Nuevas máquinas de don José de Antequera para oponerse a las órdenes del Virrey; pero no surtiendo efecto intenta no entre armado don Bruno Mauricio de Zavala a la provincia del Paraguay, y lo que éste respondió sobre esta pretensión.


1. ¿Quién creyera que habiendo don José de Antequera ofrecídose a obedecer el despacho del Virrey y respondido en esa razón a don Bruno por estar convencido de las razones del Obispo, intentase muy luego contra esa su misma deliberación tomada con tanto acuerdo? No parece creíble, pero sucedió así con efecto; que no es lo mismo conocer el entendimiento la razón que abrazarla la voluntad, pues ésta suele dejarse sobornar de otros motivos aparentes para dejar la senda que se le propone digna de seguirse. Dábanse todos comúnmente los plácemes muy gustosos al ver empezaba ya a rayar el iris de la paz en aquella alterada provincia; pero no se acababa de serenar el ánimo de Antequera, que traía siempre clavada en su ánimo la espina de la prisión que de su persona había mandado hacer el Arzobispo Virrey, según había leído en el despacho original que quitó a don Baltasar, y aunque sobre este particular no se decía cosa alguna en la copia del despacho del nuevo virrey marqués de Castel Fuerte, que participaba don Bruno, se persuadió era artificio para alucinarle y que vendría esa orden o en otro despacho o en instrucción secreta, y a la verdad era así como lo imaginaba; porque pasar sin castigo los muchos delitos que había cometido, sería dejar quejosa la justicia; mas no era bien mostrar el azote en el mismo instrumento de la indulgencia, porque se aventuraba a perder con aquél lo que con ésta se pretendía ganar.

2. Cavando, pues, Antequera en estas sospechas, vino a los ocho días después de haber despachado al capitán Gribeo, a declararse arrepentido de la respuesta que con él había dado. Empezó de nuevo a insistir en tema antigua,   —292→   y a sugerir a los capitulares con más viveza la maligna sediciosa especie de no poder subsistir los despachos de don Bruno, por las mismas razones que los antecedentes de Reyes y don Baltasar, y a exagerar la ofensión de don Bruno con la provincia por la prisión de Reyes en su distrito, por cuya razón y su notoria parcialidad (decía) con los padres de la Compañía era el principal fomentador de estas discordias. Que el Obispo los alucinaba y engañaba con sofisterías; que le saldría afuera en lo mejor del empeño y los dejaría a ellos en manos de don Bruno para que a su gusto ejercitase la venganza con rigor; que de jesuita le faltaba sólo la sotana, pero que en la afición y en los intereses era todo de la Compañía, como tenían bien conocido los mismos jesuitas, y que según esta propensión les había aconsejado para perderlos. Que por tanto era forzoso en tales circunstancias volver a hacer Cabildo abierto como la vez primera, para que se viese si convenía a la provincia recibir a don Bruno, pues toda ella era interesada.

→ Datos aportados:
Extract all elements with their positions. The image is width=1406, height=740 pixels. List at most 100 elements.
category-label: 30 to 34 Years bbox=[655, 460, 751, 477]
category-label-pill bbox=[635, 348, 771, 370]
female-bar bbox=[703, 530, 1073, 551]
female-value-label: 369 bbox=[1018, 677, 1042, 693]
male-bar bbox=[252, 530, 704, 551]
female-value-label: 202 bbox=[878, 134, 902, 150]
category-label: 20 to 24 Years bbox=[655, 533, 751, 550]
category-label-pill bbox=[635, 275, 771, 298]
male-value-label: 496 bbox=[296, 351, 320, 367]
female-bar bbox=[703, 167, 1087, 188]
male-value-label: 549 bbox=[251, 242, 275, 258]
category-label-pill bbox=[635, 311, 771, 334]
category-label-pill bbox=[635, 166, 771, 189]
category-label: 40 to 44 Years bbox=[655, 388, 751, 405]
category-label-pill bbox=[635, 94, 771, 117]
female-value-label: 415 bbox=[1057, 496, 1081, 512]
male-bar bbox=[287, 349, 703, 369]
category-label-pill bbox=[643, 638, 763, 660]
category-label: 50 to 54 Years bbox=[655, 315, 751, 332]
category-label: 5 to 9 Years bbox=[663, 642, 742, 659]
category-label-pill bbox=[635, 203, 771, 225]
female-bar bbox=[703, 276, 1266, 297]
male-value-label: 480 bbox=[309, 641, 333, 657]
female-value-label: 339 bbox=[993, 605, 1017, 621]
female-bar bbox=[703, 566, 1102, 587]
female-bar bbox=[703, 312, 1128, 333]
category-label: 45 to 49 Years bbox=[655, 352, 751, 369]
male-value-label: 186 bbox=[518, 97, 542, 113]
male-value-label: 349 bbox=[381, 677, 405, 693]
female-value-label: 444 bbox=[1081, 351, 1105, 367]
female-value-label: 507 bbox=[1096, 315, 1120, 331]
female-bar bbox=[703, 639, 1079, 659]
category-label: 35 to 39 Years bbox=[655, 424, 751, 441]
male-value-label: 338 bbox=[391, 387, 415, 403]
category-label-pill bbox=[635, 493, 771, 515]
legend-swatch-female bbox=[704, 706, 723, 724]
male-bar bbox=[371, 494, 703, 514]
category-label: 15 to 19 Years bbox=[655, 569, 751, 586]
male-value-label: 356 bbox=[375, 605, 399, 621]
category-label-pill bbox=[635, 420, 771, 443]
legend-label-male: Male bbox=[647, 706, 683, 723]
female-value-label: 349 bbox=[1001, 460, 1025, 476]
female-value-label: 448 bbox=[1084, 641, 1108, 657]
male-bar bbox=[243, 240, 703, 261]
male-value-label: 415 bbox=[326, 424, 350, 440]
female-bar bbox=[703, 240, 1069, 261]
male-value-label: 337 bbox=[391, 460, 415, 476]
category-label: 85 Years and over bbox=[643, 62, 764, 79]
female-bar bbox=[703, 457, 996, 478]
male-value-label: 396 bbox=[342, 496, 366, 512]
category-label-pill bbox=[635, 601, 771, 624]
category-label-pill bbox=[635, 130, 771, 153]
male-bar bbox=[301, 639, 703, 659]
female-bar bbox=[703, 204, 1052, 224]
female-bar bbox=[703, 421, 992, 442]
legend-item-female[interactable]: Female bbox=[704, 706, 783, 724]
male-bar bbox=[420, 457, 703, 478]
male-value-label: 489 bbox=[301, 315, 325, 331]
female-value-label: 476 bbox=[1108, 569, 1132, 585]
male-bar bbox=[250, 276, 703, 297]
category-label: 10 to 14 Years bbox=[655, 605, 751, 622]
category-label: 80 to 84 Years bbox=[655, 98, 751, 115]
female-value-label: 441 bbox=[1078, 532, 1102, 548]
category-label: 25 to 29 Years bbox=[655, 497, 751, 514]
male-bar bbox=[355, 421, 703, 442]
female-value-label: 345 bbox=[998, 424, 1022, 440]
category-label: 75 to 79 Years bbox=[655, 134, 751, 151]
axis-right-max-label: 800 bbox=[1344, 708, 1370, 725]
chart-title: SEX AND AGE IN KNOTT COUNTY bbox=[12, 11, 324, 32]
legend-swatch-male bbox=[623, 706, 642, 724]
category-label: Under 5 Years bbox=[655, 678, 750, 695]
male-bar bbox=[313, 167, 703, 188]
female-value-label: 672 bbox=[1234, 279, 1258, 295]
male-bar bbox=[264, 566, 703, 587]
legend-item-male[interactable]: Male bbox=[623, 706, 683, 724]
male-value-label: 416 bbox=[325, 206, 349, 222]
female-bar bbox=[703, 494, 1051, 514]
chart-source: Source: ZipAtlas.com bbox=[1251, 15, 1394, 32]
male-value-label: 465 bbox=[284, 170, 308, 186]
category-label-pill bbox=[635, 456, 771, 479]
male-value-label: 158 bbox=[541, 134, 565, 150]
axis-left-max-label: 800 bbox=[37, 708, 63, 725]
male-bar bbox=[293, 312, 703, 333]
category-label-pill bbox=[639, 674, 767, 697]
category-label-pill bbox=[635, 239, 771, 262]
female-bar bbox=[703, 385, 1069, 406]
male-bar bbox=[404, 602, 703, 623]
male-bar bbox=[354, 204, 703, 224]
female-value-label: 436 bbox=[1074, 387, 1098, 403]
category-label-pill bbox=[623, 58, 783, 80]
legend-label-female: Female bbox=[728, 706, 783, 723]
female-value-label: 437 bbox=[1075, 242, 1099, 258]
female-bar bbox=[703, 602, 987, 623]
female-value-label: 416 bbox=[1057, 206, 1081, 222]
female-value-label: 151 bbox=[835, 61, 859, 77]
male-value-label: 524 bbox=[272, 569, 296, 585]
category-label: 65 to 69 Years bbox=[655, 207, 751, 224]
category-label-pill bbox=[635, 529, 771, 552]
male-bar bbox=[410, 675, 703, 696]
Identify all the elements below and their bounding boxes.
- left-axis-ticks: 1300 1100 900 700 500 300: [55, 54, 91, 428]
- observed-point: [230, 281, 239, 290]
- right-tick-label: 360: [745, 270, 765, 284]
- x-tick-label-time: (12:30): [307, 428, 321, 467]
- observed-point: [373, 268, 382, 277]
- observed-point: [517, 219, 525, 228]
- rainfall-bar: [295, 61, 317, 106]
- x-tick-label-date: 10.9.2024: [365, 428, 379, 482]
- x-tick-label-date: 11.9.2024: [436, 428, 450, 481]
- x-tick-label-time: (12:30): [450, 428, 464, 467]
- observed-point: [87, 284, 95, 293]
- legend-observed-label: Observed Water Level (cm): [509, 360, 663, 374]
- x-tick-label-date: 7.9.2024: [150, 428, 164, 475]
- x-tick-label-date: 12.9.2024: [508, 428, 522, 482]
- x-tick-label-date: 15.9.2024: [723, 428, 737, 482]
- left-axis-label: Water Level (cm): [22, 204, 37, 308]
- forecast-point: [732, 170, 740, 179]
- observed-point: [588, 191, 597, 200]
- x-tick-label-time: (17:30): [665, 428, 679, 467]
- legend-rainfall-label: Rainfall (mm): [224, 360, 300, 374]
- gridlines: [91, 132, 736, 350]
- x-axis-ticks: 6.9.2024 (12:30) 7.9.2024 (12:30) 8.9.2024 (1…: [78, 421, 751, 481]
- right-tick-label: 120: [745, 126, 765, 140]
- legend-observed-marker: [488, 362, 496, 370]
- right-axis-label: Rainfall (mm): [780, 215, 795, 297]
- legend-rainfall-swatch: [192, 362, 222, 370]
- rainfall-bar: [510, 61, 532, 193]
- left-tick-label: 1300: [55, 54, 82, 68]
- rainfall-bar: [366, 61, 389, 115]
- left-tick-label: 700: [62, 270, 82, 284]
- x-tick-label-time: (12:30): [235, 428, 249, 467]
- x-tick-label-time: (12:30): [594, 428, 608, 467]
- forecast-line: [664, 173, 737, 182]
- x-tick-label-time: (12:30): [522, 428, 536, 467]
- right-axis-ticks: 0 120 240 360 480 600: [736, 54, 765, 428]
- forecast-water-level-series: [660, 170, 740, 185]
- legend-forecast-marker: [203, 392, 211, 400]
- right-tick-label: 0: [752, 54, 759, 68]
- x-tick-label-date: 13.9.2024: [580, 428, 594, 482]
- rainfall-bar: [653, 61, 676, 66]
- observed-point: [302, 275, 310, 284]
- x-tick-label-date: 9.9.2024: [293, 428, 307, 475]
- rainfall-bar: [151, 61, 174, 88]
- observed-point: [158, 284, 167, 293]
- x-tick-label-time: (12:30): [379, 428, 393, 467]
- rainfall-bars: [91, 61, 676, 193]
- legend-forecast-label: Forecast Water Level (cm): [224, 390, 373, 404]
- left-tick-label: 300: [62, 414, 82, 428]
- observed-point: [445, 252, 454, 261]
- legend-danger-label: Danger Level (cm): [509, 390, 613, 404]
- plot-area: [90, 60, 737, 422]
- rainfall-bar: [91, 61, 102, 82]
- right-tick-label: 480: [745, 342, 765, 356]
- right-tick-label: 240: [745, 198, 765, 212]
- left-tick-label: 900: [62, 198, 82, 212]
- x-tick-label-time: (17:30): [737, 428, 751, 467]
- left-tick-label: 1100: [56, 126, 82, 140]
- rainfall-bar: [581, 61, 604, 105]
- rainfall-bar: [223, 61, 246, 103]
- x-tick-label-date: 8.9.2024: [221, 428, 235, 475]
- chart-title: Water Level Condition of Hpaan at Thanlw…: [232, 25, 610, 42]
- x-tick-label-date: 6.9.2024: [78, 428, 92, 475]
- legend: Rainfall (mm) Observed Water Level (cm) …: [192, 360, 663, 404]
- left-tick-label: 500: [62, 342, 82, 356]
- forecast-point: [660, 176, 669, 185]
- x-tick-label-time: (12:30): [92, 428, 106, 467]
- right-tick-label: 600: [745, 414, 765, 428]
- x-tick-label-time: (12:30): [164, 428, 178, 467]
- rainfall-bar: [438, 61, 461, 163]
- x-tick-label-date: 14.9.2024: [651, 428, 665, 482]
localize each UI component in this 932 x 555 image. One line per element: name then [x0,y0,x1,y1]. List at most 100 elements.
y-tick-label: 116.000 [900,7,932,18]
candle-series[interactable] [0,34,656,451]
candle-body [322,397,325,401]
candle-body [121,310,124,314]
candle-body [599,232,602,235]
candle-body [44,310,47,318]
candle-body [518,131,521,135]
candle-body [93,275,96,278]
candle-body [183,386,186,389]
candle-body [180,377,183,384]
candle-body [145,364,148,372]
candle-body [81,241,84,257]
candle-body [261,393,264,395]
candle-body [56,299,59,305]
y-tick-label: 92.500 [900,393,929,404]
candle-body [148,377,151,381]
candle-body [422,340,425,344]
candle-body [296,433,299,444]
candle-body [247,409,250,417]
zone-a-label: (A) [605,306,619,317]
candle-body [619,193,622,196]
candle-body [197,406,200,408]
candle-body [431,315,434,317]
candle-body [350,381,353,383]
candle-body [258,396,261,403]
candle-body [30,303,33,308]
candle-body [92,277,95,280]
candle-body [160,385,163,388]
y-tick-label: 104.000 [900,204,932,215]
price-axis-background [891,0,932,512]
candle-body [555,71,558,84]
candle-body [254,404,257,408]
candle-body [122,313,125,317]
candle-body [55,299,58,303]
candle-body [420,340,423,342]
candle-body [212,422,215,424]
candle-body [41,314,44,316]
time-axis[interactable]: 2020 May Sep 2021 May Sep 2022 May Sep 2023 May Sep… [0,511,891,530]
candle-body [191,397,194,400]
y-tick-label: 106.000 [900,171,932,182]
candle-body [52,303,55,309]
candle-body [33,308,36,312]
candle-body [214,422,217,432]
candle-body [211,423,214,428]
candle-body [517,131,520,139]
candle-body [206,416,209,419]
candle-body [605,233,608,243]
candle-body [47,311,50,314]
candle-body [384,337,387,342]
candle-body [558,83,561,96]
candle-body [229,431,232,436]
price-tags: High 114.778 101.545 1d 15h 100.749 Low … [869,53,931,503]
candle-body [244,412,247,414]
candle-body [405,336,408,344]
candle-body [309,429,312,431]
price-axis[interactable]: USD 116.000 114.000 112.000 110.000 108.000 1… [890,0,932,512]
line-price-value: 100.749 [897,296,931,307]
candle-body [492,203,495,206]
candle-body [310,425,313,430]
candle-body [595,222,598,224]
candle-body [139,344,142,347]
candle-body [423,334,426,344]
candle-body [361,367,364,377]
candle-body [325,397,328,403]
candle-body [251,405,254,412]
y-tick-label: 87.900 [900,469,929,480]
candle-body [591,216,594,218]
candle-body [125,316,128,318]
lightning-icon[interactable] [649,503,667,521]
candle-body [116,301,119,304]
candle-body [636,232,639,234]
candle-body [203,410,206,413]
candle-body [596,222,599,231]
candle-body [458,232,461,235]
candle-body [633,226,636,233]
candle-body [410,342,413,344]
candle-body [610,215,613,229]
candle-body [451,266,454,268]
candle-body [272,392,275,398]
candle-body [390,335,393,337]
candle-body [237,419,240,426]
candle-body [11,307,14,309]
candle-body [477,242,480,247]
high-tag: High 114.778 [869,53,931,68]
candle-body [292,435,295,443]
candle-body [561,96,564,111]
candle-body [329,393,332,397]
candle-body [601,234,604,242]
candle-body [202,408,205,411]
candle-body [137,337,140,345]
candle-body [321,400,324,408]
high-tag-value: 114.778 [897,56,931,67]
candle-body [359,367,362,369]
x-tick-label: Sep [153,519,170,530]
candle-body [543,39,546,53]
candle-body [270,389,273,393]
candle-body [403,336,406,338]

→ Instrucción dada: En el fragmento sobre Antequera, vuelve a escribir el tramo que empieza con "Nuevas máquinas de" y sigue hasta "sobre esta pretensión.", cambiando "Paraguay" por "Tucumán".

→ Respuesta:
Nuevas máquinas de don José de Antequera para oponerse a las órdenes del Virrey; pero no surtiendo efecto intenta no entre armado don Bruno Mauricio de Zavala a la provincia del Tucumán, y lo que éste respondió sobre esta pretensión.